Stored items
--- START ---

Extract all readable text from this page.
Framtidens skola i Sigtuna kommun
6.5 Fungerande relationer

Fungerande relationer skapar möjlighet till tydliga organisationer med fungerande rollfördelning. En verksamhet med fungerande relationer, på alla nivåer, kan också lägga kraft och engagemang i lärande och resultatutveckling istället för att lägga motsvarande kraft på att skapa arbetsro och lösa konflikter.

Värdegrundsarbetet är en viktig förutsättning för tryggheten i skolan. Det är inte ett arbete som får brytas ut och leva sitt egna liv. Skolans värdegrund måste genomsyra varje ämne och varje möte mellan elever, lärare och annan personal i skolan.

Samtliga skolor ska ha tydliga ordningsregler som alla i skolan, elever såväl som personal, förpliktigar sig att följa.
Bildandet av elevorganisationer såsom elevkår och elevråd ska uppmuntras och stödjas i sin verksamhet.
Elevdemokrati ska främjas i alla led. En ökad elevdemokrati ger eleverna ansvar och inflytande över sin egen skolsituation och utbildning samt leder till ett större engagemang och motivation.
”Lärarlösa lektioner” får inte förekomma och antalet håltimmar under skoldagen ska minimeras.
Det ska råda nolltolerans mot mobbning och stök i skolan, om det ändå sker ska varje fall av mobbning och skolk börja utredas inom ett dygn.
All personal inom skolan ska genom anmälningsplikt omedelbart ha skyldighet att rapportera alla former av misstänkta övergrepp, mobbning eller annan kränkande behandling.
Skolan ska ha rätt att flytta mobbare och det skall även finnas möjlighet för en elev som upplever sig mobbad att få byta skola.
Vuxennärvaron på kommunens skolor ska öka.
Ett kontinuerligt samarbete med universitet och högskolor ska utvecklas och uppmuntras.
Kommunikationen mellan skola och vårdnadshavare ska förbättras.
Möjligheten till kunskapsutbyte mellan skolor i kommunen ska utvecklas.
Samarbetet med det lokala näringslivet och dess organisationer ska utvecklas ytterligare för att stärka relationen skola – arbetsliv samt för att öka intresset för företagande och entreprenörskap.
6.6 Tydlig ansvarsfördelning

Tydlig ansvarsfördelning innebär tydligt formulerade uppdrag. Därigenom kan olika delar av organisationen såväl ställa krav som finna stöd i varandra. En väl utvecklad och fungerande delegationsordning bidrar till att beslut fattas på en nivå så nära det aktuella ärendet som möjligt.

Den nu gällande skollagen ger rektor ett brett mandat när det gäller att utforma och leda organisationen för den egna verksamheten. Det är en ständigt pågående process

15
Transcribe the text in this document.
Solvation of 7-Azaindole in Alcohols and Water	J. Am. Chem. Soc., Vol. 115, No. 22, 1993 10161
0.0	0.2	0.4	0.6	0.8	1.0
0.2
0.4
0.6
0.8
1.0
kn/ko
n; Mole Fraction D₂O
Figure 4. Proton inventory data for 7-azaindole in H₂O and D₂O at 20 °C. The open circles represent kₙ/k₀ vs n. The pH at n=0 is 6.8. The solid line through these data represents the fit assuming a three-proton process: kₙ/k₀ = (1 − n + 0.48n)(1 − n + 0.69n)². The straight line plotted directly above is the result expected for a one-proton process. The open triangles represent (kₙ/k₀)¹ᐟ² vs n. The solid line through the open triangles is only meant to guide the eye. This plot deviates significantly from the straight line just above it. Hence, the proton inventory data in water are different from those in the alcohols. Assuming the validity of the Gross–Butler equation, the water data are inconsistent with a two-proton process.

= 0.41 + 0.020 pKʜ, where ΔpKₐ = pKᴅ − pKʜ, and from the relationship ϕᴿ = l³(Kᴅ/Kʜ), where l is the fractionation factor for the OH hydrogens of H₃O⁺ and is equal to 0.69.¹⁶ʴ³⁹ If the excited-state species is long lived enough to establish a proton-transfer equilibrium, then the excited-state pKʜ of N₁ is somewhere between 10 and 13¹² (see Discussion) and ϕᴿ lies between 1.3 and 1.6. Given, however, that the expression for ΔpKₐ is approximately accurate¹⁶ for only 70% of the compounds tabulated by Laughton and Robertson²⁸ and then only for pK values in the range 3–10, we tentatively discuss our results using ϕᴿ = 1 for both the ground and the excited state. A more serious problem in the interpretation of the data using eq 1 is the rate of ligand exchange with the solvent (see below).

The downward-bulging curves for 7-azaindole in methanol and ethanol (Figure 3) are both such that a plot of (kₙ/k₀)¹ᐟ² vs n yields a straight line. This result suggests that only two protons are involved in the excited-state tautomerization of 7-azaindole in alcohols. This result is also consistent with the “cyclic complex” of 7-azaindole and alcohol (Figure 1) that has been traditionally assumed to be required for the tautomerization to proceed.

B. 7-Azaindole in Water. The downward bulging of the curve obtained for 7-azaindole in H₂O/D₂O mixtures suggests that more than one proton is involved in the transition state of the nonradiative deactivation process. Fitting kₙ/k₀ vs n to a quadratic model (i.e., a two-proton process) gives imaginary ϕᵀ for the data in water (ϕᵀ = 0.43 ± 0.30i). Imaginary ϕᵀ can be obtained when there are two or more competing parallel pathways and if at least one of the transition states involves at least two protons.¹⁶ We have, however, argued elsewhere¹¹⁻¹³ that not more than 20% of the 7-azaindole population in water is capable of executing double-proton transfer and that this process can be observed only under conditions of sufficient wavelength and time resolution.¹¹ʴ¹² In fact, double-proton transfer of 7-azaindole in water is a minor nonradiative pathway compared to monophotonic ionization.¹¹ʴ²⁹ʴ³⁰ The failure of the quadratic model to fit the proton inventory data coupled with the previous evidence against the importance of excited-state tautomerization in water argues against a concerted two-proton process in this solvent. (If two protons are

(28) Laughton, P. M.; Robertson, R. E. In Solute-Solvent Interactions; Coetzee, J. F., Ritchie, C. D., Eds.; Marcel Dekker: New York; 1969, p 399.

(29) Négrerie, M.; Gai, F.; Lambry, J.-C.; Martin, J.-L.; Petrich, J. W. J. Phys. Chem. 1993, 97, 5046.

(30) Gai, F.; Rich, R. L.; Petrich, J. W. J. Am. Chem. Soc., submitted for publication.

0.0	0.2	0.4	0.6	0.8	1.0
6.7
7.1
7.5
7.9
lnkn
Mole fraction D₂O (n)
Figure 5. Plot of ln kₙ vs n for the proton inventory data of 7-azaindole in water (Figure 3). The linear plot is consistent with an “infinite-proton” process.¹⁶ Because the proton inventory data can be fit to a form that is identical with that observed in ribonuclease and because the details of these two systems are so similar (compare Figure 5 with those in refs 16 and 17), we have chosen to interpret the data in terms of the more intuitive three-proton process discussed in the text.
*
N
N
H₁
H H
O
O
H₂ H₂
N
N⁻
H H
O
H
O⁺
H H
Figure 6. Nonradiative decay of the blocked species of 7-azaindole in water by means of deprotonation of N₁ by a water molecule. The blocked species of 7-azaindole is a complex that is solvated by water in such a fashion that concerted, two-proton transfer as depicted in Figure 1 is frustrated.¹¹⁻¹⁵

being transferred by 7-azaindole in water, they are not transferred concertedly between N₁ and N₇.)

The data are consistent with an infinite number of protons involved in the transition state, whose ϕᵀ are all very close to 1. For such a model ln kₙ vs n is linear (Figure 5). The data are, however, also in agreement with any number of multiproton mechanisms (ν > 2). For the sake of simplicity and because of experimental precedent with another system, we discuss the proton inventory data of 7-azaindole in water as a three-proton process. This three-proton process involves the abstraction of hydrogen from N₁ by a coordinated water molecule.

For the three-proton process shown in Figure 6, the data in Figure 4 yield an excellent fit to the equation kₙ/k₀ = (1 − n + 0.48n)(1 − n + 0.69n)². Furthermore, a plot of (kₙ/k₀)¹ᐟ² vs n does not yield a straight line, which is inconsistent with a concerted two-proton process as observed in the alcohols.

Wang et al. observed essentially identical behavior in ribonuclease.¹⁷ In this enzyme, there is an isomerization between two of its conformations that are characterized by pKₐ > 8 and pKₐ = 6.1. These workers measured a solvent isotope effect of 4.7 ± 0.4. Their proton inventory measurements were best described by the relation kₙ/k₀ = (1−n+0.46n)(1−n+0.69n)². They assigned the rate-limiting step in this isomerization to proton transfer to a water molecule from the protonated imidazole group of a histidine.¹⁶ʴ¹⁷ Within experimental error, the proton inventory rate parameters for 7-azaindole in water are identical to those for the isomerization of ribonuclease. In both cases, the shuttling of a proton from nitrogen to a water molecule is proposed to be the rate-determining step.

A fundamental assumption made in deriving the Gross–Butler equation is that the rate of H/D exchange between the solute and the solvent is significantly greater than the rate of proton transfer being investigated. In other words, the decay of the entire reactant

--- END ---

-- What needs to be done --
Work through the entries, filtering for the string "ansvarsfördelning", and copy each line that holds it.

-- Response for this exercise --
6.6 Tydlig ansvarsfördelning
Tydlig ansvarsfördelning innebär tydligt formulerade uppdrag. Därigenom kan olika delar av organisationen såväl ställa krav som finna stöd i varandra. En väl utvecklad och fungerande delegationsordning bidrar till att beslut fattas på en nivå så nära det aktuella ärendet som möjligt.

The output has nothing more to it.